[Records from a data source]
◇ ◇ ◇ ◇ ◇ ◇ ◇

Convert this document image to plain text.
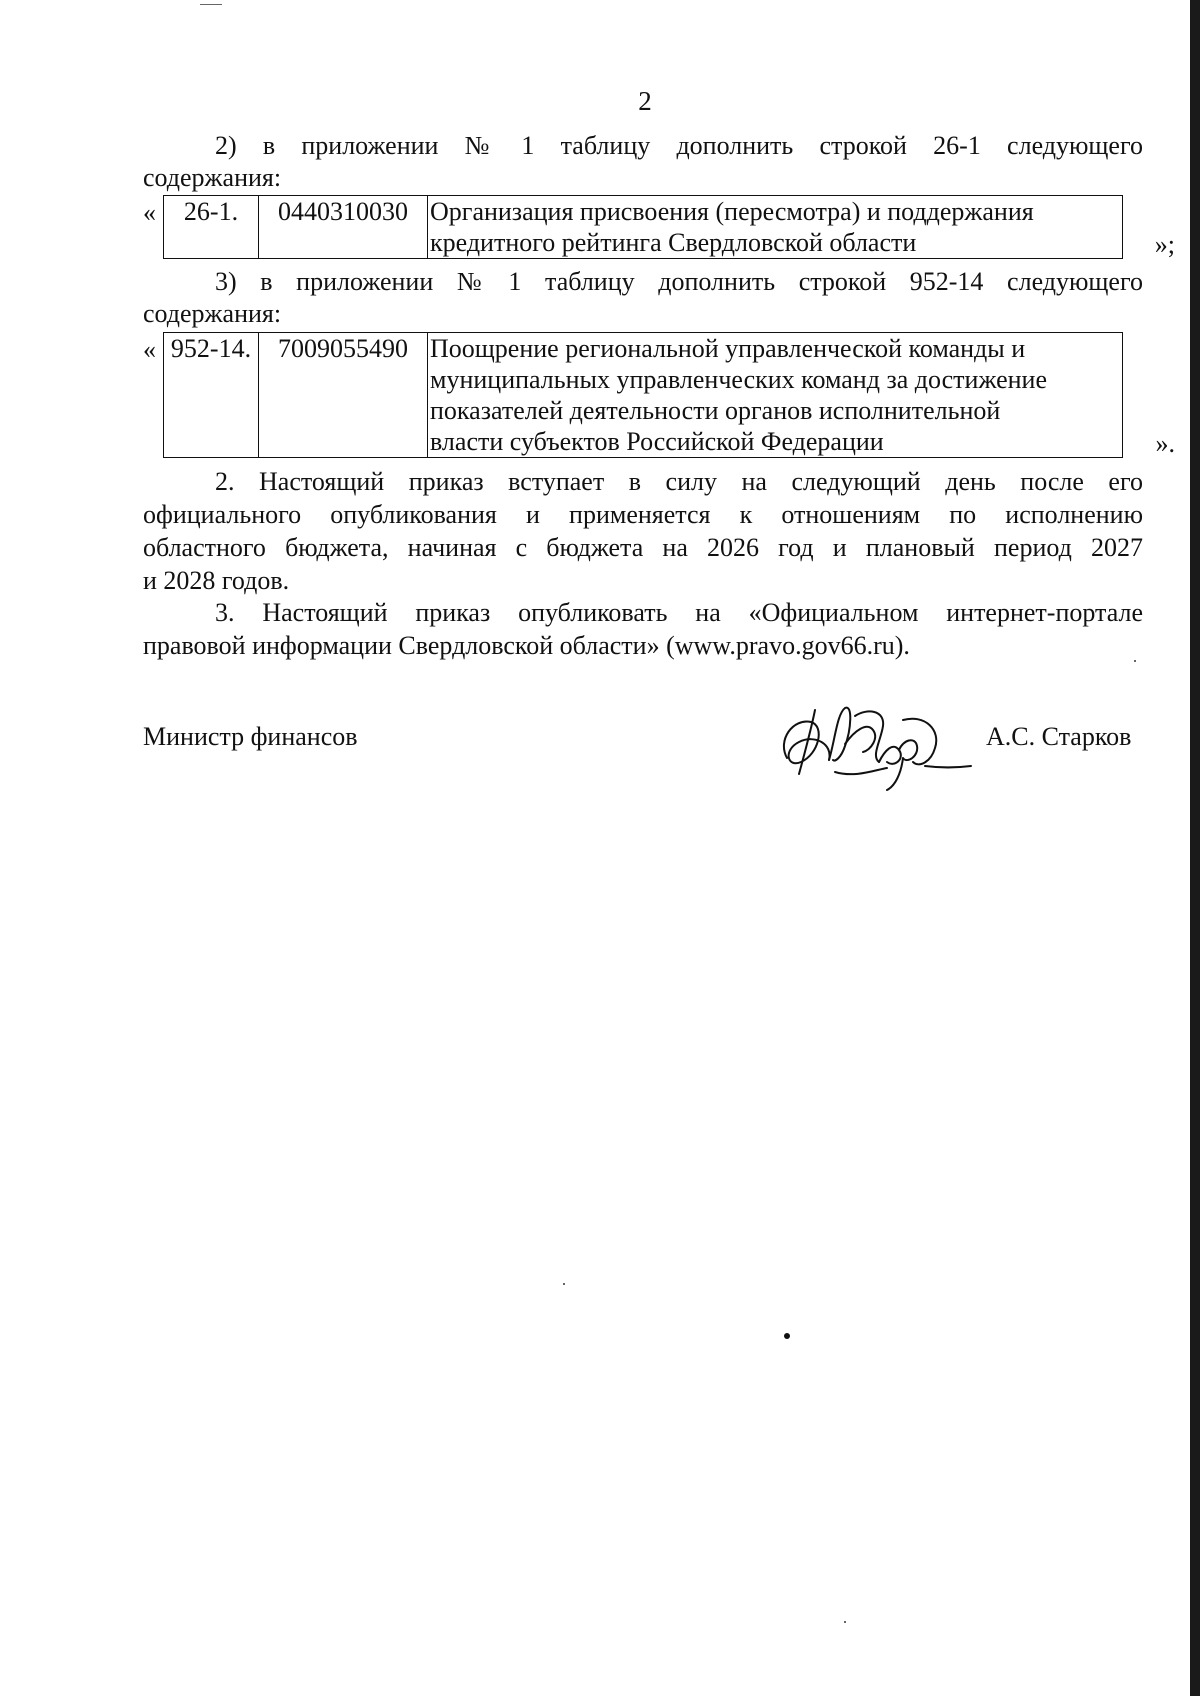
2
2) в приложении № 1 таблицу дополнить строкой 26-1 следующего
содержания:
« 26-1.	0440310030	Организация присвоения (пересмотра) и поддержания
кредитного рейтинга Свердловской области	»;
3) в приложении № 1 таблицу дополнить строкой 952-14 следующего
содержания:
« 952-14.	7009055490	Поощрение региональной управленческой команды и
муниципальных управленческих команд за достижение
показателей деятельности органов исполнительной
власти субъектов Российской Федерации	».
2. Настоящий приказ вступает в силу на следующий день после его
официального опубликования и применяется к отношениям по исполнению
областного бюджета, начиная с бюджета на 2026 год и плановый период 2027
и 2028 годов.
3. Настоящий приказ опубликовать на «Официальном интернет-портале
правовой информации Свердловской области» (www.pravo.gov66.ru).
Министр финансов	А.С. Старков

◇ ◇ ◇ ◇ ◇ ◇ ◇

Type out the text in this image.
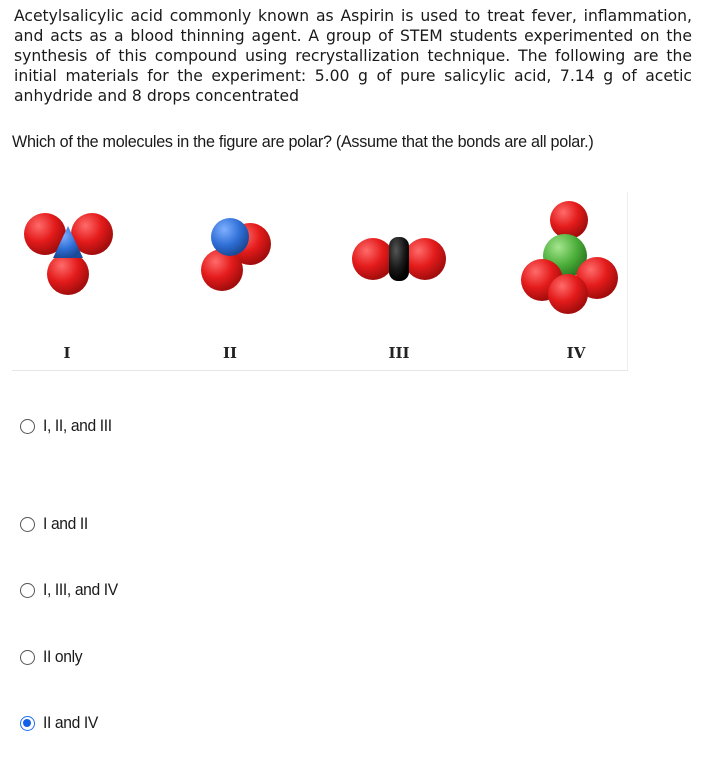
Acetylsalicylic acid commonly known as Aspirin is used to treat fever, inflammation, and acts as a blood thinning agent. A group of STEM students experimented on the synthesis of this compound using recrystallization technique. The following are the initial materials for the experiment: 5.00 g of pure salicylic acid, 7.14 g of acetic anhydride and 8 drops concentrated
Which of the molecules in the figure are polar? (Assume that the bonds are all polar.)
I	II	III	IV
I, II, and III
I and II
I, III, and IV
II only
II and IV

◇ ◇ ◇ ◇ ◇ ◇ ◇

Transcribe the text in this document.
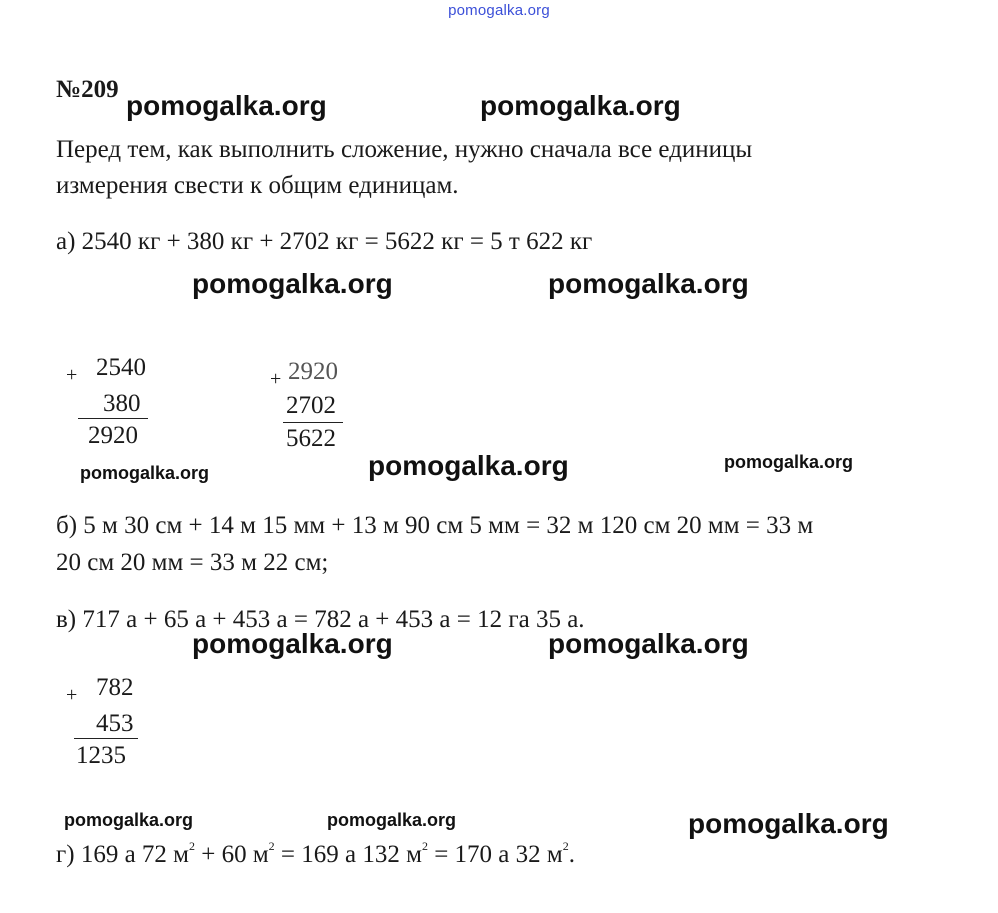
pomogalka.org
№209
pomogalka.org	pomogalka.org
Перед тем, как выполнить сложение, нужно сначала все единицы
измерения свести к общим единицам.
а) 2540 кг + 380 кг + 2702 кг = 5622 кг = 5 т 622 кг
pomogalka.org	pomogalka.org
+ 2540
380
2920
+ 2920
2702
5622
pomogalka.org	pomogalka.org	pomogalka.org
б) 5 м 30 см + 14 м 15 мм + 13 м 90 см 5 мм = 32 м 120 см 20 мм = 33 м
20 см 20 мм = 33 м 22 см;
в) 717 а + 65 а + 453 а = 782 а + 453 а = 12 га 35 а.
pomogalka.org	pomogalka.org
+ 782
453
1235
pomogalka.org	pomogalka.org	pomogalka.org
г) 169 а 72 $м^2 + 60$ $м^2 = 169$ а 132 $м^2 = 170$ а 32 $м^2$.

◇ ◇ ◇ ◇ ◇ ◇ ◇

Given problem:
From the records given above, copy all lines containing "строкой".

Correct output:
2) в приложении № 1 таблицу дополнить строкой 26-1 следующего
3) в приложении № 1 таблицу дополнить строкой 952-14 следующего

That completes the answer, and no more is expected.